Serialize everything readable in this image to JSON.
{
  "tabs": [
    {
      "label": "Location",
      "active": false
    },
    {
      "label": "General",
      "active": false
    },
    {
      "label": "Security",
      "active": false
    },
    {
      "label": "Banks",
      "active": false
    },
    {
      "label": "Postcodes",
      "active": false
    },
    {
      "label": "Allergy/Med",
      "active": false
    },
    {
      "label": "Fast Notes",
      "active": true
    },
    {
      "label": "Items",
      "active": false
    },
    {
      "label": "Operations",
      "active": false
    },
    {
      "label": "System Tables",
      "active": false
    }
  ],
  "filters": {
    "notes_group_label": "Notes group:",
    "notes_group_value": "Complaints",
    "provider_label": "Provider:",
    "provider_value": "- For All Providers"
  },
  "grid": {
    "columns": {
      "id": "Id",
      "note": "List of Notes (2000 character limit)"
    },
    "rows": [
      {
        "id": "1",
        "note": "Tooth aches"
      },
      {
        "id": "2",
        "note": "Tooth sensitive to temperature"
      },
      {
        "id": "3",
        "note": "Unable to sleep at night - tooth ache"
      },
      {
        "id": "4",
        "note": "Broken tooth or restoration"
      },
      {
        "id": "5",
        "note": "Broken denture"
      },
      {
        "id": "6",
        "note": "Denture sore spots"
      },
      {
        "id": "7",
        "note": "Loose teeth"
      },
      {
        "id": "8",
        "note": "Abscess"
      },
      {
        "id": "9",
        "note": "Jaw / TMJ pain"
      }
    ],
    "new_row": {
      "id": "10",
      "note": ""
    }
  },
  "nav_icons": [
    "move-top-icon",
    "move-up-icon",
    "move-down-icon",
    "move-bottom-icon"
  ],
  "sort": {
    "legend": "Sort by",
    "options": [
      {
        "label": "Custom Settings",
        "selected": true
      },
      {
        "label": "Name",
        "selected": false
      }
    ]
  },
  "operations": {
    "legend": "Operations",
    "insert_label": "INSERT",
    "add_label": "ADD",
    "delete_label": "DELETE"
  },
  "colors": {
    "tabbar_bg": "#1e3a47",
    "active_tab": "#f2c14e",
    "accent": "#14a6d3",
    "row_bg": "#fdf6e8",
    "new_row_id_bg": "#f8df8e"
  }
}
★ ★ ★ ★ ★
> [What you will do]
All of the records must be retyped exactly as they are.

> [Answer]
Serialize everything readable in this image to JSON.
{
  "tabs": [
    {
      "label": "Location",
      "active": false
    },
    {
      "label": "General",
      "active": false
    },
    {
      "label": "Security",
      "active": false
    },
    {
      "label": "Banks",
      "active": false
    },
    {
      "label": "Postcodes",
      "active": false
    },
    {
      "label": "Allergy/Med",
      "active": false
    },
    {
      "label": "Fast Notes",
      "active": true
    },
    {
      "label": "Items",
      "active": false
    },
    {
      "label": "Operations",
      "active": false
    },
    {
      "label": "System Tables",
      "active": false
    }
  ],
  "filters": {
    "notes_group_label": "Notes group:",
    "notes_group_value": "Complaints",
    "provider_label": "Provider:",
    "provider_value": "- For All Providers"
  },
  "grid": {
    "columns": {
      "id": "Id",
      "note": "List of Notes (2000 character limit)"
    },
    "rows": [
      {
        "id": "1",
        "note": "Tooth aches"
      },
      {
        "id": "2",
        "note": "Tooth sensitive to temperature"
      },
      {
        "id": "3",
        "note": "Unable to sleep at night - tooth ache"
      },
      {
        "id": "4",
        "note": "Broken tooth or restoration"
      },
      {
        "id": "5",
        "note": "Broken denture"
      },
      {
        "id": "6",
        "note": "Denture sore spots"
      },
      {
        "id": "7",
        "note": "Loose teeth"
      },
      {
        "id": "8",
        "note": "Abscess"
      },
      {
        "id": "9",
        "note": "Jaw / TMJ pain"
      }
    ],
    "new_row": {
      "id": "10",
      "note": ""
    }
  },
  "nav_icons": [
    "move-top-icon",
    "move-up-icon",
    "move-down-icon",
    "move-bottom-icon"
  ],
  "sort": {
    "legend": "Sort by",
    "options": [
      {
        "label": "Custom Settings",
        "selected": true
      },
      {
        "label": "Name",
        "selected": false
      }
    ]
  },
  "operations": {
    "legend": "Operations",
    "insert_label": "INSERT",
    "add_label": "ADD",
    "delete_label": "DELETE"
  },
  "colors": {
    "tabbar_bg": "#1e3a47",
    "active_tab": "#f2c14e",
    "accent": "#14a6d3",
    "row_bg": "#fdf6e8",
    "new_row_id_bg": "#f8df8e"
  }
}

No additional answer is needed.